===== Raw records =====
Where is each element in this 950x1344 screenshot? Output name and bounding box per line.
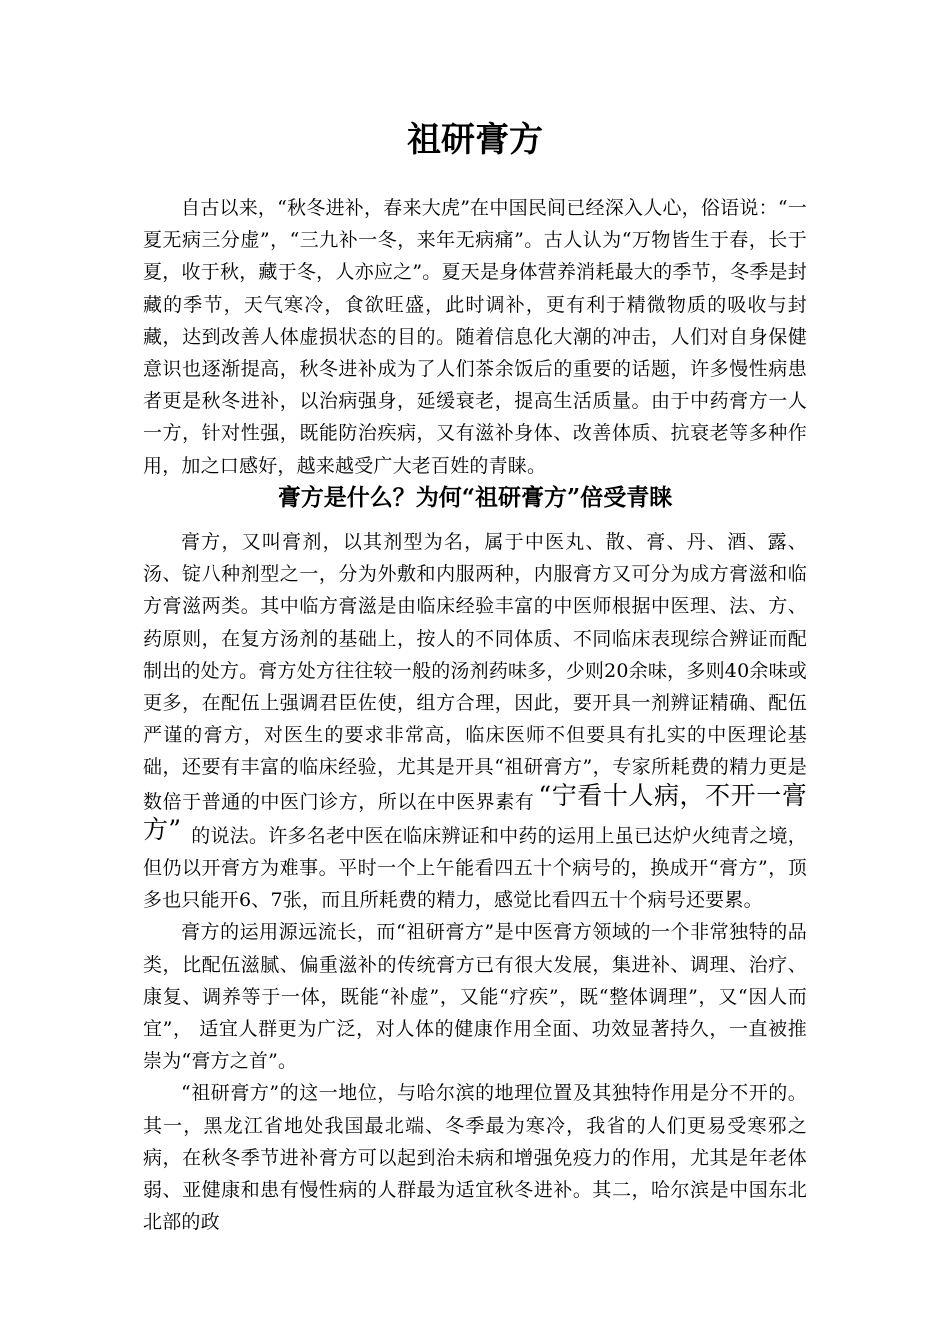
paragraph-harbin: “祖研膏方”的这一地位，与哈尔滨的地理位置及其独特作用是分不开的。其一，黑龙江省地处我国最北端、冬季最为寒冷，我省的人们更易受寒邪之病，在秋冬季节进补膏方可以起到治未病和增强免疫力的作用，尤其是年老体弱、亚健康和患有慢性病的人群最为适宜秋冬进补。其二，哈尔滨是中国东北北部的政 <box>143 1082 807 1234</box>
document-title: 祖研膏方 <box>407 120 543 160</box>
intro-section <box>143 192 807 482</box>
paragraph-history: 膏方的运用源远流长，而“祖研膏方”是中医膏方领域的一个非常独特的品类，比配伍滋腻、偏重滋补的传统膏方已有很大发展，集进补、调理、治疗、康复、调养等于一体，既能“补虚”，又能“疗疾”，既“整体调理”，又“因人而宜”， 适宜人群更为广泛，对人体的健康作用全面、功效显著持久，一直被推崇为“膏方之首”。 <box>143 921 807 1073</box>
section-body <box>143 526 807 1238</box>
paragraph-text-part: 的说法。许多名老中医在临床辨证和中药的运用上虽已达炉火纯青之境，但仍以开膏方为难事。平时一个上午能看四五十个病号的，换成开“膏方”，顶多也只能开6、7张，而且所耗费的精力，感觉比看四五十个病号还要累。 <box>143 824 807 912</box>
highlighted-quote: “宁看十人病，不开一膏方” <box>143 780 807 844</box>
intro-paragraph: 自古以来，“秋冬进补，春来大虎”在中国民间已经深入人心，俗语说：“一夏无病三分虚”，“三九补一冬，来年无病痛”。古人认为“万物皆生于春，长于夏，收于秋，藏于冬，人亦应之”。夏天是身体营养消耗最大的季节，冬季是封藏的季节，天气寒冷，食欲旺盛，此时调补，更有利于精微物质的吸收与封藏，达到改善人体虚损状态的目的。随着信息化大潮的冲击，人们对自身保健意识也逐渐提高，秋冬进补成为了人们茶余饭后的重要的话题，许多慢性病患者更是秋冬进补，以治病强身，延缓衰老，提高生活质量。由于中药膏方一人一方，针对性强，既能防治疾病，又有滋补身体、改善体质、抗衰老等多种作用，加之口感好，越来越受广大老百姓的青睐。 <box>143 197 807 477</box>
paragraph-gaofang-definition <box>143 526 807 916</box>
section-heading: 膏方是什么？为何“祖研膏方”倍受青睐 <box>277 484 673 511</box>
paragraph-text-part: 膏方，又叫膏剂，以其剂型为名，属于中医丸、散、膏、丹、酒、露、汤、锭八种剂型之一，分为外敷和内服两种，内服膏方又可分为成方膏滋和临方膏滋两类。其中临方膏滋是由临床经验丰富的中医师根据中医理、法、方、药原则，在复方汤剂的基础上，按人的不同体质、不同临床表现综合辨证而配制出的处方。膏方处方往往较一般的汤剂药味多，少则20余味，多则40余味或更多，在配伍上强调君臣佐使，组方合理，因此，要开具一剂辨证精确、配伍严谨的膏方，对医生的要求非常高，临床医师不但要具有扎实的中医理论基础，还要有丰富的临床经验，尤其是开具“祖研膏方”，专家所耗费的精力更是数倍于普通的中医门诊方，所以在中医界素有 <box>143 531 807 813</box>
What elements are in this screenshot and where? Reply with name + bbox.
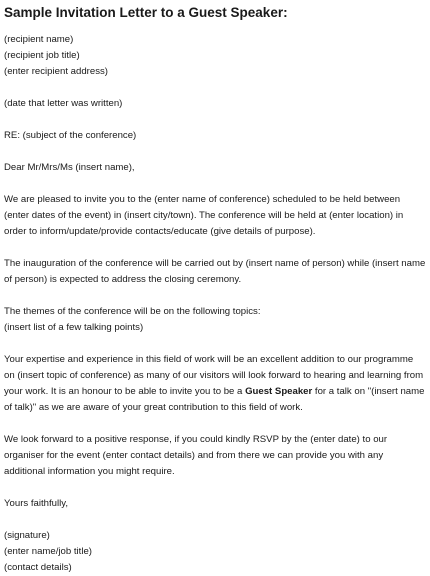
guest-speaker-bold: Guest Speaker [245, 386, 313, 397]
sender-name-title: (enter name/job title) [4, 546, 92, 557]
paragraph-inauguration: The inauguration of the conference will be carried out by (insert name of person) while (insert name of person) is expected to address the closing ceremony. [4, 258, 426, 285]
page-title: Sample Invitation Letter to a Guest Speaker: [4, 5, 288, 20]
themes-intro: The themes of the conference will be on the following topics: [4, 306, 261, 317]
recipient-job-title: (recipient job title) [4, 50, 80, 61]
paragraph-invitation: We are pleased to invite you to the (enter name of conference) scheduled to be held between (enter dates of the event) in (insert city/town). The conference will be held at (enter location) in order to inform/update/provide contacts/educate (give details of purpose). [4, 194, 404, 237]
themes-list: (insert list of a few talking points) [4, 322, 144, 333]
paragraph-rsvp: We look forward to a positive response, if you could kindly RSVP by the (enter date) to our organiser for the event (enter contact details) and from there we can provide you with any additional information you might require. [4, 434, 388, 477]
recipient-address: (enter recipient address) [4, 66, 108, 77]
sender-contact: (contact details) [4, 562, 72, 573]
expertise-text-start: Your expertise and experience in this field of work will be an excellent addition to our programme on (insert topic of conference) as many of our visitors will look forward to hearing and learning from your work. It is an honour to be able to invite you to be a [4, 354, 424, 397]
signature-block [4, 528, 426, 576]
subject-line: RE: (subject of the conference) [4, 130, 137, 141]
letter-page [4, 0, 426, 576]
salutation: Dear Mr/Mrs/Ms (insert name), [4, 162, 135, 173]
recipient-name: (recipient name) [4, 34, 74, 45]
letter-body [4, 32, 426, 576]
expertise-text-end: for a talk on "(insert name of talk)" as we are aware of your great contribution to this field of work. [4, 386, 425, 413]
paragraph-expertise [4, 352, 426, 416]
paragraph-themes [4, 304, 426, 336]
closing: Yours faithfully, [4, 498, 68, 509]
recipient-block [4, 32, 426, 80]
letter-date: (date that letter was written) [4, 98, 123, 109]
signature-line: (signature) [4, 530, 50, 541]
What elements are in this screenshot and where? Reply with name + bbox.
=====
> **Task description**
Render every line of the items above as a JSON list of strings, one string per line, skipping blank lines. Leave out the picture lines.

> **The completed task**
[
  "Where is each element in this 950x1344 screenshot? Output name and bounding box per line.",
  "paragraph-harbin: “祖研膏方”的这一地位，与哈尔滨的地理位置及其独特作用是分不开的。其一，黑龙江省地处我国最北端、冬季最为寒冷，我省的人们更易受寒邪之病，在秋冬季节进补膏方可以起到治未病和增强免疫力的作用，尤其是年老体弱、亚健康和患有慢性病的人群最为适宜秋冬进补。其二，哈尔滨是中国东北北部的政 <box>143 1082 807 1234</box>",
  "document-title: 祖研膏方 <box>407 120 543 160</box>",
  "intro-section <box>143 192 807 482</box>",
  "paragraph-history: 膏方的运用源远流长，而“祖研膏方”是中医膏方领域的一个非常独特的品类，比配伍滋腻、偏重滋补的传统膏方已有很大发展，集进补、调理、治疗、康复、调养等于一体，既能“补虚”，又能“疗疾”，既“整体调理”，又“因人而宜”， 适宜人群更为广泛，对人体的健康作用全面、功效显著持久，一直被推崇为“膏方之首”。 <box>143 921 807 1073</box>",
  "section-body <box>143 526 807 1238</box>",
  "paragraph-text-part: 的说法。许多名老中医在临床辨证和中药的运用上虽已达炉火纯青之境，但仍以开膏方为难事。平时一个上午能看四五十个病号的，换成开“膏方”，顶多也只能开6、7张，而且所耗费的精力，感觉比看四五十个病号还要累。 <box>143 824 807 912</box>",
  "highlighted-quote: “宁看十人病，不开一膏方” <box>143 780 807 844</box>",
  "intro-paragraph: 自古以来，“秋冬进补，春来大虎”在中国民间已经深入人心，俗语说：“一夏无病三分虚”，“三九补一冬，来年无病痛”。古人认为“万物皆生于春，长于夏，收于秋，藏于冬，人亦应之”。夏天是身体营养消耗最大的季节，冬季是封藏的季节，天气寒冷，食欲旺盛，此时调补，更有利于精微物质的吸收与封藏，达到改善人体虚损状态的目的。随着信息化大潮的冲击，人们对自身保健意识也逐渐提高，秋冬进补成为了人们茶余饭后的重要的话题，许多慢性病患者更是秋冬进补，以治病强身，延缓衰老，提高生活质量。由于中药膏方一人一方，针对性强，既能防治疾病，又有滋补身体、改善体质、抗衰老等多种作用，加之口感好，越来越受广大老百姓的青睐。 <box>143 197 807 477</box>",
  "paragraph-gaofang-definition <box>143 526 807 916</box>",
  "section-heading: 膏方是什么？为何“祖研膏方”倍受青睐 <box>277 484 673 511</box>",
  "paragraph-text-part: 膏方，又叫膏剂，以其剂型为名，属于中医丸、散、膏、丹、酒、露、汤、锭八种剂型之一，分为外敷和内服两种，内服膏方又可分为成方膏滋和临方膏滋两类。其中临方膏滋是由临床经验丰富的中医师根据中医理、法、方、药原则，在复方汤剂的基础上，按人的不同体质、不同临床表现综合辨证而配制出的处方。膏方处方往往较一般的汤剂药味多，少则20余味，多则40余味或更多，在配伍上强调君臣佐使，组方合理，因此，要开具一剂辨证精确、配伍严谨的膏方，对医生的要求非常高，临床医师不但要具有扎实的中医理论基础，还要有丰富的临床经验，尤其是开具“祖研膏方”，专家所耗费的精力更是数倍于普通的中医门诊方，所以在中医界素有 <box>143 531 807 813</box>",
  "What elements are in this screenshot and where? Reply with name + bbox.",
  "guest-speaker-bold: Guest Speaker [245, 386, 313, 397]",
  "sender-name-title: (enter name/job title) [4, 546, 92, 557]",
  "paragraph-inauguration: The inauguration of the conference will be carried out by (insert name of person) while (insert name of person) is expected to address the closing ceremony. [4, 258, 426, 285]",
  "page-title: Sample Invitation Letter to a Guest Speaker: [4, 5, 288, 20]",
  "themes-intro: The themes of the conference will be on the following topics: [4, 306, 261, 317]",
  "recipient-job-title: (recipient job title) [4, 50, 80, 61]",
  "paragraph-invitation: We are pleased to invite you to the (enter name of conference) scheduled to be held between (enter dates of the event) in (insert city/town). The conference will be held at (enter location) in order to inform/update/provide contacts/educate (give details of purpose). [4, 194, 404, 237]",
  "themes-list: (insert list of a few talking points) [4, 322, 144, 333]",
  "paragraph-rsvp: We look forward to a positive response, if you could kindly RSVP by the (enter date) to our organiser for the event (enter contact details) and from there we can provide you with any additional information you might require. [4, 434, 388, 477]",
  "recipient-address: (enter recipient address) [4, 66, 108, 77]",
  "sender-contact: (contact details) [4, 562, 72, 573]",
  "expertise-text-start: Your expertise and experience in this field of work will be an excellent addition to our programme on (insert topic of conference) as many of our visitors will look forward to hearing and learning from your work. It is an honour to be able to invite you to be a [4, 354, 424, 397]",
  "signature-block [4, 528, 426, 576]",
  "subject-line: RE: (subject of the conference) [4, 130, 137, 141]",
  "letter-page [4, 0, 426, 576]",
  "salutation: Dear Mr/Mrs/Ms (insert name), [4, 162, 135, 173]",
  "recipient-name: (recipient name) [4, 34, 74, 45]",
  "letter-body [4, 32, 426, 576]",
  "expertise-text-end: for a talk on \"(insert name of talk)\" as we are aware of your great contribution to this field of work. [4, 386, 425, 413]",
  "paragraph-expertise [4, 352, 426, 416]",
  "paragraph-themes [4, 304, 426, 336]",
  "closing: Yours faithfully, [4, 498, 68, 509]",
  "recipient-block [4, 32, 426, 80]",
  "letter-date: (date that letter was written) [4, 98, 123, 109]",
  "signature-line: (signature) [4, 530, 50, 541]",
  "What elements are in this screenshot and where? Reply with name + bbox."
]